Structured figure records
## start

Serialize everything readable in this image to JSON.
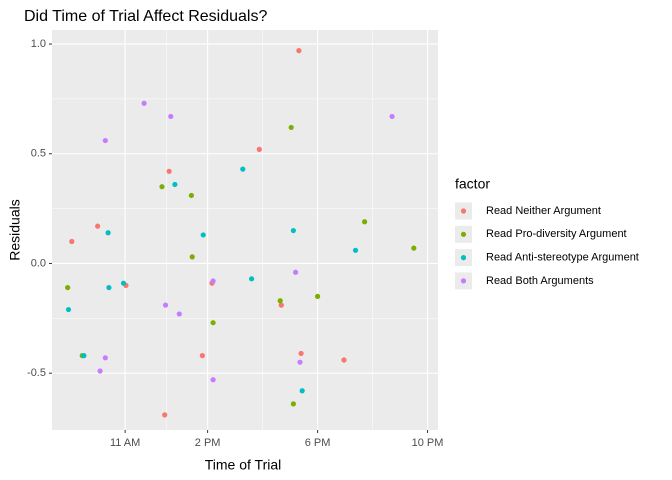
{
  "chart_data": {
    "type": "scatter",
    "title": "Did Time of Trial Affect Residuals?",
    "x_label": "Time of Trial",
    "y_label": "Residuals",
    "legend_title": "factor",
    "legend": "right",
    "grid": true,
    "xlim": [
      8.34,
      22.38
    ],
    "ylim": [
      -0.759,
      1.064
    ],
    "xticks": [
      {
        "value": 11,
        "label": "11 AM"
      },
      {
        "value": 14,
        "label": "2 PM"
      },
      {
        "value": 18,
        "label": "6 PM"
      },
      {
        "value": 22,
        "label": "10 PM"
      }
    ],
    "yticks": [
      -0.5,
      {
        "value": 0,
        "label": "0.0"
      },
      0.5,
      {
        "value": 1,
        "label": "1.0"
      }
    ],
    "series": [
      {
        "name": "Read Neither Argument",
        "color": "#F8766D",
        "x": [
          9.06,
          10.0,
          11.03,
          12.6,
          12.44,
          13.81,
          14.16,
          15.88,
          16.68,
          17.32,
          17.4,
          18.96
        ],
        "values": [
          0.1,
          0.17,
          -0.1,
          0.42,
          -0.69,
          -0.42,
          -0.09,
          0.52,
          -0.19,
          0.97,
          -0.41,
          -0.44
        ]
      },
      {
        "name": "Read Pro-diversity Argument",
        "color": "#7CAE00",
        "x": [
          8.91,
          9.44,
          12.34,
          13.41,
          13.44,
          14.2,
          16.64,
          17.04,
          17.12,
          18.0,
          19.71,
          21.5
        ],
        "values": [
          -0.11,
          -0.42,
          0.35,
          0.31,
          0.03,
          -0.27,
          -0.17,
          0.62,
          -0.64,
          -0.15,
          0.19,
          0.07
        ]
      },
      {
        "name": "Read Anti-stereotype Argument",
        "color": "#00BFC4",
        "x": [
          8.94,
          9.5,
          10.38,
          10.41,
          10.94,
          12.81,
          13.84,
          15.28,
          15.6,
          17.12,
          17.44,
          19.38
        ],
        "values": [
          -0.21,
          -0.42,
          0.14,
          -0.11,
          -0.09,
          0.36,
          0.13,
          0.43,
          -0.07,
          0.15,
          -0.58,
          0.06
        ]
      },
      {
        "name": "Read Both Arguments",
        "color": "#C77CFF",
        "x": [
          10.09,
          10.28,
          10.28,
          11.69,
          12.47,
          12.66,
          12.97,
          14.2,
          14.2,
          17.2,
          17.36,
          20.71
        ],
        "values": [
          -0.49,
          0.56,
          -0.43,
          0.73,
          -0.19,
          0.67,
          -0.23,
          -0.08,
          -0.53,
          -0.04,
          -0.45,
          0.67
        ]
      }
    ]
  }
}
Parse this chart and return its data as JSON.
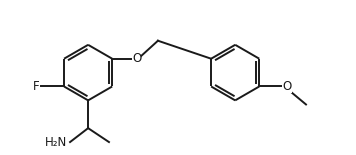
{
  "bg_color": "#ffffff",
  "line_color": "#1a1a1a",
  "line_width": 1.4,
  "font_size": 8.5,
  "figsize": [
    3.56,
    1.55
  ],
  "dpi": 100,
  "xlim": [
    0,
    10.5
  ],
  "ylim": [
    -1.5,
    3.2
  ]
}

## end

## AIM
No pictures belong in the copy: reproduce exactly the lines above from the one that contains "Parse this chart and return its data as JSON." through the last line of the entries.

## SOLUTION TO THIS TASK
Parse this chart and return its data as JSON.
{
  "bg_color": "#ffffff",
  "line_color": "#1a1a1a",
  "line_width": 1.4,
  "font_size": 8.5,
  "figsize": [
    3.56,
    1.55
  ],
  "dpi": 100,
  "xlim": [
    0,
    10.5
  ],
  "ylim": [
    -1.5,
    3.2
  ]
}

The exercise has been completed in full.